*DATA*:
****

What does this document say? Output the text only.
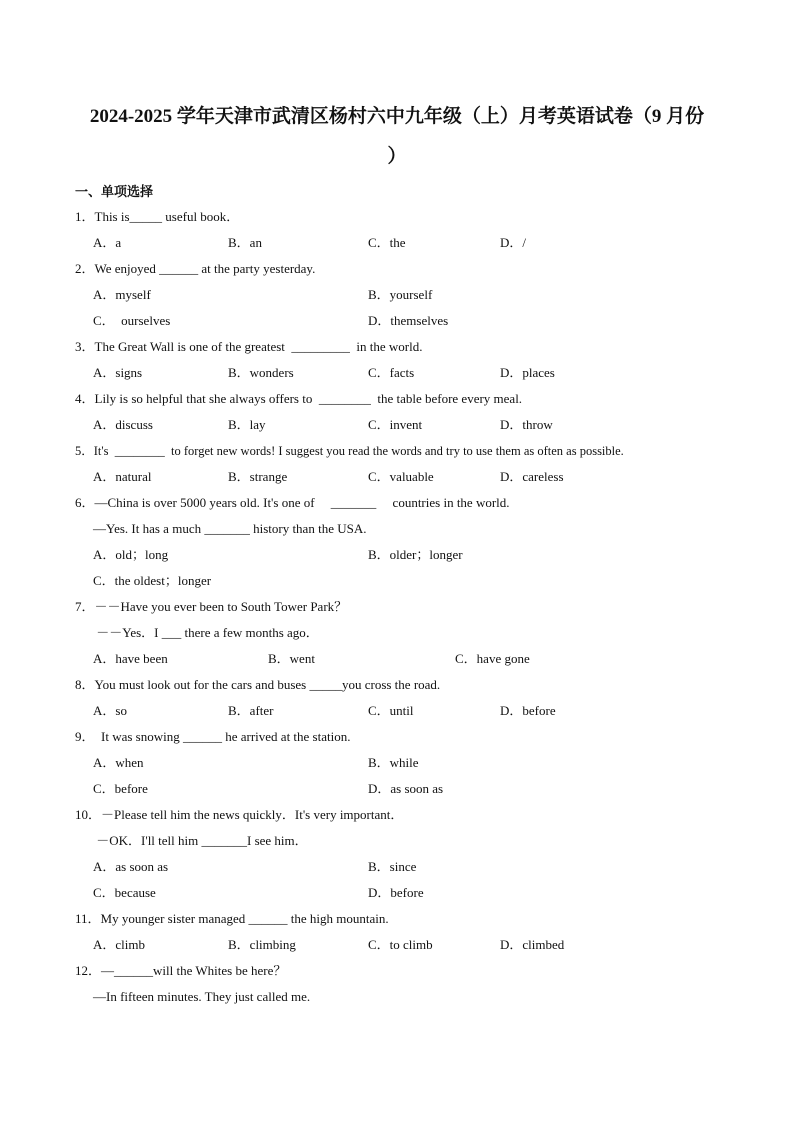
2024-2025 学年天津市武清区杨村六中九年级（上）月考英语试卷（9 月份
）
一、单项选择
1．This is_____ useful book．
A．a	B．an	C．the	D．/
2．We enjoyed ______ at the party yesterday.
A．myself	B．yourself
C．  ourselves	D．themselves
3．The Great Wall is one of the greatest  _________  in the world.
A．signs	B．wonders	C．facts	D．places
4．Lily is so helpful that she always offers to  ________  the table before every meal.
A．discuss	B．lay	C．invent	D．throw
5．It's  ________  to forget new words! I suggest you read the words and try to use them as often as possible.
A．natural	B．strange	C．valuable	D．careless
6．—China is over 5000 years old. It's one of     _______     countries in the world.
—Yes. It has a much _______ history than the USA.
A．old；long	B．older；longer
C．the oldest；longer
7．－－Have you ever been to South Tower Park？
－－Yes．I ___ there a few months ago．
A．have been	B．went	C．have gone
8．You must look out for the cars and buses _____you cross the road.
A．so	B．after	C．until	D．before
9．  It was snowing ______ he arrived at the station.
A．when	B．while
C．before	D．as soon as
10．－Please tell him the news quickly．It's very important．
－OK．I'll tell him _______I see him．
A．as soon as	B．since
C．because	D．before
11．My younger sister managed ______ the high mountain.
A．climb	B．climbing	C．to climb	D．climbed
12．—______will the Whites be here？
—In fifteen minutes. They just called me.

****

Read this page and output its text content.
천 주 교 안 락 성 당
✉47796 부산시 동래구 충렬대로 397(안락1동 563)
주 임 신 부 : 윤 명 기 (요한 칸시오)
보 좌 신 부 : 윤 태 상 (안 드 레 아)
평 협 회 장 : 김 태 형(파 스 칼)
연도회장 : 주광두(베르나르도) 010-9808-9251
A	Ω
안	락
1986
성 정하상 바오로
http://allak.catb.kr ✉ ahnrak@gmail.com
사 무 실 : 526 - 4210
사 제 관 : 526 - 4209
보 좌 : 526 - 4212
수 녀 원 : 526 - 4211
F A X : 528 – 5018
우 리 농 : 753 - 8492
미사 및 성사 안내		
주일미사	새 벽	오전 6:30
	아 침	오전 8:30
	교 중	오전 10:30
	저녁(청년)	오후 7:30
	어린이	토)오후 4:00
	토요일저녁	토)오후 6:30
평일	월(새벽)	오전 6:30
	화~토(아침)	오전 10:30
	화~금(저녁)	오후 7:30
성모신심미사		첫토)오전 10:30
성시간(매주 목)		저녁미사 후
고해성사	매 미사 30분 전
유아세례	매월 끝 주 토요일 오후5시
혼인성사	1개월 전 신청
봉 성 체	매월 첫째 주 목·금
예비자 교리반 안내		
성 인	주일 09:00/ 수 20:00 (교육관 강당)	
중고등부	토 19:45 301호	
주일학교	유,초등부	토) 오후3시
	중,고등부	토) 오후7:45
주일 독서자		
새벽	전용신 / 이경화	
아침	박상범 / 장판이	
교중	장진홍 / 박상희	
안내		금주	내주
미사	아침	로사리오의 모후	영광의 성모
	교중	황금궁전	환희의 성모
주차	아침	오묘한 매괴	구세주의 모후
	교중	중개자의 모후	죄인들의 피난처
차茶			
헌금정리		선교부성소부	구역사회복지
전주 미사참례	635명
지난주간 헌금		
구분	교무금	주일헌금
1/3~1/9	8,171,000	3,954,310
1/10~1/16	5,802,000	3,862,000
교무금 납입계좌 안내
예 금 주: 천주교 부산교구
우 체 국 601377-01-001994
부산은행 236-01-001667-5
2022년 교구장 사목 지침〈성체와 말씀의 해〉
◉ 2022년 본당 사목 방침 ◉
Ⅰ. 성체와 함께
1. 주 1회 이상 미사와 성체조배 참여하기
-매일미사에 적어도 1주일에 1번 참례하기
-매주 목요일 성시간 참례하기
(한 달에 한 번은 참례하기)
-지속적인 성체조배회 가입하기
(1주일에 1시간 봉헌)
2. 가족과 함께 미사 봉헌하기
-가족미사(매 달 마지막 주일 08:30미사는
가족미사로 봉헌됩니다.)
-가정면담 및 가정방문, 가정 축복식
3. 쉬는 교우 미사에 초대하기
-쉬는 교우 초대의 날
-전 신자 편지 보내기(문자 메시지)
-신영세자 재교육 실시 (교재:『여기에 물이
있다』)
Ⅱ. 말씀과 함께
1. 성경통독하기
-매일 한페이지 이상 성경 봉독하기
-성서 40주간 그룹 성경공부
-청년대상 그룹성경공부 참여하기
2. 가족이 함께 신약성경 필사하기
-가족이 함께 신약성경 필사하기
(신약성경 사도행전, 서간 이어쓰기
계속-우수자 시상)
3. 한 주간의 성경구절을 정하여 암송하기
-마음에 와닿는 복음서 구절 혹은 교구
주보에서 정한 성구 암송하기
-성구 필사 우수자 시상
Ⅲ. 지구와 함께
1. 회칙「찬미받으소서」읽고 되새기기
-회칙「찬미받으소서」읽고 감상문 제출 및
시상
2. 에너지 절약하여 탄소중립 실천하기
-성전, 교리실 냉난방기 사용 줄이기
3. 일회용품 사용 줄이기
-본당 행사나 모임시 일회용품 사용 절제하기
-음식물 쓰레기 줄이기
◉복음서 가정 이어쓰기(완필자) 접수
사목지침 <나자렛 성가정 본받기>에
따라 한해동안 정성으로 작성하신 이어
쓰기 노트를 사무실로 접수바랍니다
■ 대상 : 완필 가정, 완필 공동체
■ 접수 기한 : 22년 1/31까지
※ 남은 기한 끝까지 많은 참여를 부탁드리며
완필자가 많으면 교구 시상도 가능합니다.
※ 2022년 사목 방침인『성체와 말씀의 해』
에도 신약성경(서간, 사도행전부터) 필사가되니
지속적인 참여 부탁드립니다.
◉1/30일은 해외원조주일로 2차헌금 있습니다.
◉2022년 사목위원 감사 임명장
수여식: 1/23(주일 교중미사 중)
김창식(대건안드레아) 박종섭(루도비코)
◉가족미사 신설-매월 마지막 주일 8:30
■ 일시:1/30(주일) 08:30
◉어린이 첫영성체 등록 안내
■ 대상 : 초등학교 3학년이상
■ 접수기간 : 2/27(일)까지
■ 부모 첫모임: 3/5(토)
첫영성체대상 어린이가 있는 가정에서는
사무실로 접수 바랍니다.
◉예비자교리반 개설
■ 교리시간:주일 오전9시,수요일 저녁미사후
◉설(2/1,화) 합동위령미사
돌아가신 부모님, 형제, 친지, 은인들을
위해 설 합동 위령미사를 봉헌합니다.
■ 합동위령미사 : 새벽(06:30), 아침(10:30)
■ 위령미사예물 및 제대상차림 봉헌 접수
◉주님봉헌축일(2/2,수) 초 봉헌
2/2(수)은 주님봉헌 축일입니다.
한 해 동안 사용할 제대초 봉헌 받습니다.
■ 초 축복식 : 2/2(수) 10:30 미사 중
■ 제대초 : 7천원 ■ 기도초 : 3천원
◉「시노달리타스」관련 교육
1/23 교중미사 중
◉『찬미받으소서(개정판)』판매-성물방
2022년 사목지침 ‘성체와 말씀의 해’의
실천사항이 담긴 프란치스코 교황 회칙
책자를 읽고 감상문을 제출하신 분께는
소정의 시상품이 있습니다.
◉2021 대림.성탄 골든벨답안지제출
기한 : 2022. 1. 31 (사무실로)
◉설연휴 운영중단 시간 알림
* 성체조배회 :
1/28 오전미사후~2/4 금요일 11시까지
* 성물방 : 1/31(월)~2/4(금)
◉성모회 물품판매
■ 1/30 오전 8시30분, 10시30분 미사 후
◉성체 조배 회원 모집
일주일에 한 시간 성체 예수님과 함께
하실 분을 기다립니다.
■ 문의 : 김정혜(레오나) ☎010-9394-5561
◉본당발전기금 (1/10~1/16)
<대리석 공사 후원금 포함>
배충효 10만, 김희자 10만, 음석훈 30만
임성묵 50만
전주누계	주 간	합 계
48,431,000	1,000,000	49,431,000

****

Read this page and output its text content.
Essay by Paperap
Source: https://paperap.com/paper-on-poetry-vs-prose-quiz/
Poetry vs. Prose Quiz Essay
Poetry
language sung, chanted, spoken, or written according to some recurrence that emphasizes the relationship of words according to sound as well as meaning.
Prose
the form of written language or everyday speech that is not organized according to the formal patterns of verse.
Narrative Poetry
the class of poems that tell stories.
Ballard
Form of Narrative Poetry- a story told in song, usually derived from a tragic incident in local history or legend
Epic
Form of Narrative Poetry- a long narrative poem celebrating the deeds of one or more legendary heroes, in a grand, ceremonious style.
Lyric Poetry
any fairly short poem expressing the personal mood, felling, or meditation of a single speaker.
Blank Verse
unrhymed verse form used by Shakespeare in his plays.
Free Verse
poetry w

****

*WHAT THE TASK ASKS*: Show the lines where the word "있습니다" appears in the entries.

*SOLUTION FOR THIS TASK*:
◉1/30일은 해외원조주일로 2차헌금 있습니다.
소정의 시상품이 있습니다.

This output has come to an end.